--- Begin Supplied information ---

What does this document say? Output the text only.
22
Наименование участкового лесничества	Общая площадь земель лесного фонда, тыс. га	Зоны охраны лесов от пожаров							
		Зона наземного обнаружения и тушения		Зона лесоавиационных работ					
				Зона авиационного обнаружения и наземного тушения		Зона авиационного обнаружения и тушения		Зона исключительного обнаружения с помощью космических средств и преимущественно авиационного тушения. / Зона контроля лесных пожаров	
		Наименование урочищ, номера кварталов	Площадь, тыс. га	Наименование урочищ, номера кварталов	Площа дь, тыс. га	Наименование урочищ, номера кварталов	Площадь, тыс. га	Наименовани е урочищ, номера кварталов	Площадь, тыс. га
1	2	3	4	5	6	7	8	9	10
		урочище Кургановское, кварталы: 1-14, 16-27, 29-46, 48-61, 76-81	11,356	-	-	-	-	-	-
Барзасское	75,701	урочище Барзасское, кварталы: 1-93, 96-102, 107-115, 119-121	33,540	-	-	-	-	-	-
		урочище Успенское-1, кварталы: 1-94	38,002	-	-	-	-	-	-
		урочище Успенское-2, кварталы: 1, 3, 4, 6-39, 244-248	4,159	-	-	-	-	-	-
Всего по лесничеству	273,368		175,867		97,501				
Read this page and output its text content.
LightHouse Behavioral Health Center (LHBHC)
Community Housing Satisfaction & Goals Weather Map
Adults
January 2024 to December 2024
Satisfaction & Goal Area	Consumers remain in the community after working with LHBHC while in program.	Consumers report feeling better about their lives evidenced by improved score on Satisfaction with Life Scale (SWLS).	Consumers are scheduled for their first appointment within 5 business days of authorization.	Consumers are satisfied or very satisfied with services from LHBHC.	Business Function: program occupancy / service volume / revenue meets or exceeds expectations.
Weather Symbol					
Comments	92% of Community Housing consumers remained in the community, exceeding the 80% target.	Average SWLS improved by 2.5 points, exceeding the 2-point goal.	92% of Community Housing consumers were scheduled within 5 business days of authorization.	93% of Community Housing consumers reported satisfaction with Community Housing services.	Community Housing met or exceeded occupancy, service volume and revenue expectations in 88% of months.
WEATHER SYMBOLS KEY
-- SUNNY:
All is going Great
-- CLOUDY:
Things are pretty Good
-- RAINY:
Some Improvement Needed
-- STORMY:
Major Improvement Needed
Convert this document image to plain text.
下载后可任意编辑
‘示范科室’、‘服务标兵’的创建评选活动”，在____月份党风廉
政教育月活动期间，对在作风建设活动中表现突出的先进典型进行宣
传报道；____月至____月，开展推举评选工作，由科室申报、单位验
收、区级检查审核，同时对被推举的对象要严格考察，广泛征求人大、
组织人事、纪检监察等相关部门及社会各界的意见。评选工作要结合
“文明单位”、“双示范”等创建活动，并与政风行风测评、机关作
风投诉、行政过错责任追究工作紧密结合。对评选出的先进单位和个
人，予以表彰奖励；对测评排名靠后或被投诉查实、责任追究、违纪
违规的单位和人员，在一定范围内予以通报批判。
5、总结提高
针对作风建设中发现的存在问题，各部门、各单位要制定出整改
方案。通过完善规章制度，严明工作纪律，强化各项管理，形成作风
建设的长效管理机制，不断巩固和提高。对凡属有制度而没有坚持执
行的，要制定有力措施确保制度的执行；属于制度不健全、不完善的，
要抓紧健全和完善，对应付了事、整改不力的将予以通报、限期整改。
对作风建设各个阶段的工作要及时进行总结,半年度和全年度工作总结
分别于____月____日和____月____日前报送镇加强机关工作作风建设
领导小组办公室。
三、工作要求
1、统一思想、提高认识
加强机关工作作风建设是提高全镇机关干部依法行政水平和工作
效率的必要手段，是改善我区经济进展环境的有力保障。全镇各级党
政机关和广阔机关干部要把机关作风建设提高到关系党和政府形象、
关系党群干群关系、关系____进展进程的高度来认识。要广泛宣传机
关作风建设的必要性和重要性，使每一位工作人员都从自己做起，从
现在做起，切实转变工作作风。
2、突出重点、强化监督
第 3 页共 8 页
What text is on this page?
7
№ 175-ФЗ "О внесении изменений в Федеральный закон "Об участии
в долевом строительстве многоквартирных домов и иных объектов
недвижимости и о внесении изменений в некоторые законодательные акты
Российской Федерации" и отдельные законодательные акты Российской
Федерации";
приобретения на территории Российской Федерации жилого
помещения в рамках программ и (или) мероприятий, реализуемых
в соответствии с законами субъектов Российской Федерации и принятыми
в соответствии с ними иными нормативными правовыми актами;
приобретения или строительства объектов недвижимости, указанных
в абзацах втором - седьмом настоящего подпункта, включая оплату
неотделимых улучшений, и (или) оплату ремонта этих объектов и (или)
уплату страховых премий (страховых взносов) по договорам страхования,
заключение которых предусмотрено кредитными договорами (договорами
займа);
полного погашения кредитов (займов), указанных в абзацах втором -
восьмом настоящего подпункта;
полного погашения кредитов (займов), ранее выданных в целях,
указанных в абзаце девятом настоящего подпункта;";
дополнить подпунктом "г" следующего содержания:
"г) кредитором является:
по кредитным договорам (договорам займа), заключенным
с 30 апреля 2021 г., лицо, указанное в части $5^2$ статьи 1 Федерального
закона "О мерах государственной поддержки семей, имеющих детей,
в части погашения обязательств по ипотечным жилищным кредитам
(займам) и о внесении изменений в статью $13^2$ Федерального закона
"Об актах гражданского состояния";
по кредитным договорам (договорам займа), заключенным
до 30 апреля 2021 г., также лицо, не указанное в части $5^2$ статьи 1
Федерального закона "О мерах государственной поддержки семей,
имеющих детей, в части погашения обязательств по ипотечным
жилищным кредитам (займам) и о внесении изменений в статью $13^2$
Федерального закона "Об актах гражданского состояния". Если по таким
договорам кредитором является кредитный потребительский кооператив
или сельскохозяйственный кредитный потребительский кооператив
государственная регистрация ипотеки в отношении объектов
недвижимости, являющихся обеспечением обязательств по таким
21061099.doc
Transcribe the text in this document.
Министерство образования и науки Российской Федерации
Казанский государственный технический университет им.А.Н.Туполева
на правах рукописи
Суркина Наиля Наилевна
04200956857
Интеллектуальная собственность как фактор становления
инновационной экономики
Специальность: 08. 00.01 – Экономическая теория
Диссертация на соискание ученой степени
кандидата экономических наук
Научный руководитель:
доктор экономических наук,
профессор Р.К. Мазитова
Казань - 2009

--- End Supplied information ---

Pull out every line containing "Зона".

◆ Exercise answer ◆
		Зона наземного обнаружения и тушения		Зона лесоавиационных работ					
				Зона авиационного обнаружения и наземного тушения		Зона авиационного обнаружения и тушения		Зона исключительного обнаружения с помощью космических средств и преимущественно авиационного тушения. / Зона контроля лесных пожаров	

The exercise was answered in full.